= Text section =
---*---

Now, I'm a reasonably healthy person who eats mostly good, whole foods. So basically if there is a little MSG in my soup, it's likely not to kill me, but for pete's sake, why are they so sneaky about it? I'd just like to be able to make that choice for myself, kwim? Does anyone have any info on this or at least want to beat their head against the wall with me?


----------



## mommabear207 (Nov 19, 2007)

i don't get it either! its like the company says oh here is an alternative ingredient that sounds healthy/ natural but actually ISN'T but it fits with our image. Seems like all the companies just want to make a buck. I'm still ranting about Earths Best body products- so much for natural good for you, your baby and the earth!








you would think too that with food products they would have to at least detail ingredients like 'spices' for those who are super sensitive. i try to make as much from scratch as i can but there's a reason they call it convenience food- its convenient!-and you don't have a ton of leftovers for just one person.


----------



## allnaturalmom (May 31, 2006)

I feel the same way...

---*---

= Dataset records =
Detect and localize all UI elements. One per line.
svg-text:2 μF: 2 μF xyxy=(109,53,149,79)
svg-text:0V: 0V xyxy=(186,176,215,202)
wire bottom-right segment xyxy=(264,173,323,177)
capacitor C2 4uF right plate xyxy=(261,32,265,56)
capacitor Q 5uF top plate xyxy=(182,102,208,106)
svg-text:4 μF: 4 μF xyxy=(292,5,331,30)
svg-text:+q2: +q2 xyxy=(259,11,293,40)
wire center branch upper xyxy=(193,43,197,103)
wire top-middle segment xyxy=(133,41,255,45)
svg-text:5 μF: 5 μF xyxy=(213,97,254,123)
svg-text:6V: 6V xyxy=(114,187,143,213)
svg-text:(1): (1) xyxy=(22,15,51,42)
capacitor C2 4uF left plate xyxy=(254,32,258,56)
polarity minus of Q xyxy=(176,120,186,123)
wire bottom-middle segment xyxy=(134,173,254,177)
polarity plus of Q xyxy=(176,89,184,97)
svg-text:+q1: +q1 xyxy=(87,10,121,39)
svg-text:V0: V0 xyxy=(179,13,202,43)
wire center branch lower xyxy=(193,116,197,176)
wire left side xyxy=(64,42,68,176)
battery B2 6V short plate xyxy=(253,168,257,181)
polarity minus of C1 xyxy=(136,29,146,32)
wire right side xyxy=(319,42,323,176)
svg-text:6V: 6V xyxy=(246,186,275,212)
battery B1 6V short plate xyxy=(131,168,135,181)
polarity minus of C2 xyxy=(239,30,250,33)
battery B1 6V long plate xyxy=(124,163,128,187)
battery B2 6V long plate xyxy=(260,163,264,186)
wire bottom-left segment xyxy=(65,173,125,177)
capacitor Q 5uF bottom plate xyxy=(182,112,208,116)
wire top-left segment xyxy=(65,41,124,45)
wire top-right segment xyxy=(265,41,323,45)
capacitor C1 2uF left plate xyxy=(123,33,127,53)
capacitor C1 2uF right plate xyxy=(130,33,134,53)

---*---

= Problem description =
In the forum thread, which company's body products is mommabear207 still ranting about? The rows aren't needed for this.

= Task solution =
Earths Best